WHAT IS BEING ASKED |
Every line of the data that contains the string "color" must be copied.

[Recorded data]

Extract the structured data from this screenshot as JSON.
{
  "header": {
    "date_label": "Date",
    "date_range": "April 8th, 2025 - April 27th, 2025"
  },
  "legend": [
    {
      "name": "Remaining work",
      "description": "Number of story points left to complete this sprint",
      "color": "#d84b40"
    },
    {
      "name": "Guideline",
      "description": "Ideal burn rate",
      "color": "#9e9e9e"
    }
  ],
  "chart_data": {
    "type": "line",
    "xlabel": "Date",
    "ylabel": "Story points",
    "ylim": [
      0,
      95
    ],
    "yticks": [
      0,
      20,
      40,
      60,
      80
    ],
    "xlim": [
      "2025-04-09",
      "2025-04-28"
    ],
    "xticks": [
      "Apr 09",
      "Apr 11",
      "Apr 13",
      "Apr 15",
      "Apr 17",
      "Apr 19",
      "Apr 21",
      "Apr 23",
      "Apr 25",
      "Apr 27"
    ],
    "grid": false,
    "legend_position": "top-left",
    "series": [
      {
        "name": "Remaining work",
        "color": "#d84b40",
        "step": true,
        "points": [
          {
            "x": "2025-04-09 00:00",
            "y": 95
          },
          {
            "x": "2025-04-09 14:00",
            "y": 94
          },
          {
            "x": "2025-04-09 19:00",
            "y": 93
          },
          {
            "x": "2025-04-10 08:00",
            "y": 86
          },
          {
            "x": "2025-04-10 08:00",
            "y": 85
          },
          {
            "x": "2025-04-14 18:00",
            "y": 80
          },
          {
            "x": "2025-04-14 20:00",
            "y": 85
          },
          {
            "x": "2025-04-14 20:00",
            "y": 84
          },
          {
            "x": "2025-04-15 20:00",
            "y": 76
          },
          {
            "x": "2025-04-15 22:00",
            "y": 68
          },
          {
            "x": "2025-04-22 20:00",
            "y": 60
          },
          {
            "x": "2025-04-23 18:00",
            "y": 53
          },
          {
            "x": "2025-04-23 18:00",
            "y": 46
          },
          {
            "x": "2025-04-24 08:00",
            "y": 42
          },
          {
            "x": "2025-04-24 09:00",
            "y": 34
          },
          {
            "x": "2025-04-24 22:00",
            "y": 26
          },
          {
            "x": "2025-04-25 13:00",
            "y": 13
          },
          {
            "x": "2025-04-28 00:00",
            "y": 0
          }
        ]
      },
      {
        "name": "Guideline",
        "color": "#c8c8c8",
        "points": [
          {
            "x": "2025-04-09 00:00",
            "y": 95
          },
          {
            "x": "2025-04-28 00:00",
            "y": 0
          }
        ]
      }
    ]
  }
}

EXPECTED OUTPUT |
      "color": "#d84b40"
      "color": "#9e9e9e"
        "color": "#d84b40",
        "color": "#c8c8c8",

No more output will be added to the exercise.